Using the data below, copy every line that contains the word "design".

Collected data
§ §
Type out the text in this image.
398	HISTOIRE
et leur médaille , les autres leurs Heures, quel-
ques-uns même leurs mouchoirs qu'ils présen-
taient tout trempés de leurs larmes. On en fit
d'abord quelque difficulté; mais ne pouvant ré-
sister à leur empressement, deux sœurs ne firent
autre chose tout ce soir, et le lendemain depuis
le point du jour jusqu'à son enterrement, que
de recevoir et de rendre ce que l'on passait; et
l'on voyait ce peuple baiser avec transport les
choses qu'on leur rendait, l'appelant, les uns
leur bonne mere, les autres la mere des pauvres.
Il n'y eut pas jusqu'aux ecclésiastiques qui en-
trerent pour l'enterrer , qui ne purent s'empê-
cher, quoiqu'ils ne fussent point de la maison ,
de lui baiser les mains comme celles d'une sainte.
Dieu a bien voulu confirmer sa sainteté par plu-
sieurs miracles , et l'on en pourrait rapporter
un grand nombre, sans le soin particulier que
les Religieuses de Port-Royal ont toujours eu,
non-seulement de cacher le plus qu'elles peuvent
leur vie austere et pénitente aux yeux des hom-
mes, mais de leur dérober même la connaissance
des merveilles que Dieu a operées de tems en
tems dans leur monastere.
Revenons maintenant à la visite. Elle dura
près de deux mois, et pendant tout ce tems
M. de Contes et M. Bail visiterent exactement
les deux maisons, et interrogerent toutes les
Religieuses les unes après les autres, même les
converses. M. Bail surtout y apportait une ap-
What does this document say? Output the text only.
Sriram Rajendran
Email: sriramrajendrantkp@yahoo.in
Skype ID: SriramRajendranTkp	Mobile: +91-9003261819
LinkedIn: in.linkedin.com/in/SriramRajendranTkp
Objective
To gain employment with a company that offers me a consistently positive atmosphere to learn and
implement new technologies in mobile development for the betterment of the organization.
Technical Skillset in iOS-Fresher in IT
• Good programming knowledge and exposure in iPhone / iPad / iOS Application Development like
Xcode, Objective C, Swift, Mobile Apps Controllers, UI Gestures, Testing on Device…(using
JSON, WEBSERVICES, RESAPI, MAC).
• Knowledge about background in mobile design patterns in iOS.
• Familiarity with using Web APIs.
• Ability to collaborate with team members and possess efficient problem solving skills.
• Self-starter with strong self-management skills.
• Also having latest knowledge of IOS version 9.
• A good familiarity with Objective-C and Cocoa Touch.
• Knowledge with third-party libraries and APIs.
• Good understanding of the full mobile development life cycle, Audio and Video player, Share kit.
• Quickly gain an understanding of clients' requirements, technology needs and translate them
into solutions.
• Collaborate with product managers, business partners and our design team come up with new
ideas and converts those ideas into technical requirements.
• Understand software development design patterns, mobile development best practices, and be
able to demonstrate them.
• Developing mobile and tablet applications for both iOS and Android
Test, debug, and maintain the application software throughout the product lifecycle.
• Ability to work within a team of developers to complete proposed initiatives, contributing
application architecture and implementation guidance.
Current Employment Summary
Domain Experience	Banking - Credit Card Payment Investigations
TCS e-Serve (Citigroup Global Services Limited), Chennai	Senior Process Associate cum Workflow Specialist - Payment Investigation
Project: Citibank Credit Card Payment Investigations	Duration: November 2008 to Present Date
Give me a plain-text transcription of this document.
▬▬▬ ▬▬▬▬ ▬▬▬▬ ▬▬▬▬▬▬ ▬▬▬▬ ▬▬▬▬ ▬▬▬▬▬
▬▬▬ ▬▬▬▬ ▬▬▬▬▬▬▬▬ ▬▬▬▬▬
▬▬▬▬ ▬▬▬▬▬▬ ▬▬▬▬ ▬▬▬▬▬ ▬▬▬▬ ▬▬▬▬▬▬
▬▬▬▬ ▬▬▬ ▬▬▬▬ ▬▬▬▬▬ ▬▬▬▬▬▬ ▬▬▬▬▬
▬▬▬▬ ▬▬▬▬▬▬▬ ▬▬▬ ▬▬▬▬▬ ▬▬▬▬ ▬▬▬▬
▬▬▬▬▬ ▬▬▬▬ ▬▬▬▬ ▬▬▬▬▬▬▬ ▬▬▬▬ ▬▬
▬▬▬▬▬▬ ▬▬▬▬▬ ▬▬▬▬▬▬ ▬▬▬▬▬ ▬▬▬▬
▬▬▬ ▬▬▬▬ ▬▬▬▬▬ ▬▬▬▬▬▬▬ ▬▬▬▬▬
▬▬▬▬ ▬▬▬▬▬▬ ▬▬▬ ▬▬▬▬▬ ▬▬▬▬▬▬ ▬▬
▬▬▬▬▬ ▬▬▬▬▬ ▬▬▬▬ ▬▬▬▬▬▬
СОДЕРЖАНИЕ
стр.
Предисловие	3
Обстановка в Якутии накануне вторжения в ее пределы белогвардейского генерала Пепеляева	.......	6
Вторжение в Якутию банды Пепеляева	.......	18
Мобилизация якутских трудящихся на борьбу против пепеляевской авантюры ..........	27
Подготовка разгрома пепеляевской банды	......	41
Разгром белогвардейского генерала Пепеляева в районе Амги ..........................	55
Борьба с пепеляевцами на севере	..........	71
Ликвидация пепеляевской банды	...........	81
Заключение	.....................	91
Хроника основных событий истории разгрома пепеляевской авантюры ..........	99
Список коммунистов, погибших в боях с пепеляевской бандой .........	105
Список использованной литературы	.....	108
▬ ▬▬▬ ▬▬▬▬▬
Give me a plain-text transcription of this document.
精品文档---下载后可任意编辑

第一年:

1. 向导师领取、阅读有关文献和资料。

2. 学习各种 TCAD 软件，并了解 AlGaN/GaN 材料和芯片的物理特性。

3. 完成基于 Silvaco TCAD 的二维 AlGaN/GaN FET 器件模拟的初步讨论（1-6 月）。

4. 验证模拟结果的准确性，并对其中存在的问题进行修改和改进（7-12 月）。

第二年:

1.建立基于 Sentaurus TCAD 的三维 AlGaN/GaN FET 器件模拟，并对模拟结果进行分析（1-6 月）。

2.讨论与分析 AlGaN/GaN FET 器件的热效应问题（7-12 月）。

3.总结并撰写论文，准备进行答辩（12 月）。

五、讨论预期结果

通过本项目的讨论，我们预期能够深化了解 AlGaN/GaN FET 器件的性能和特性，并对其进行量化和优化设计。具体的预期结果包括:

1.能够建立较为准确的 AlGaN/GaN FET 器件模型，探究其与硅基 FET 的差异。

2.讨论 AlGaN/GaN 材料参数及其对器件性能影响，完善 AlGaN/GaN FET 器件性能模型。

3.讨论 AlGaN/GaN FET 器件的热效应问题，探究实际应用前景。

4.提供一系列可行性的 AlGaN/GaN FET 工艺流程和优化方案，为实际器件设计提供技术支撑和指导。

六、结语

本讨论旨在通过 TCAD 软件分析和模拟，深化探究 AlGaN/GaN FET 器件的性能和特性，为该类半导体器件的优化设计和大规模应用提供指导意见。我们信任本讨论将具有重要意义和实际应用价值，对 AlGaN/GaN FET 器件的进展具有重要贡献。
§ §
» Task response:
• Knowledge about background in mobile design patterns in iOS.
• Collaborate with product managers, business partners and our design team come up with new
• Understand software development design patterns, mobile development best practices, and be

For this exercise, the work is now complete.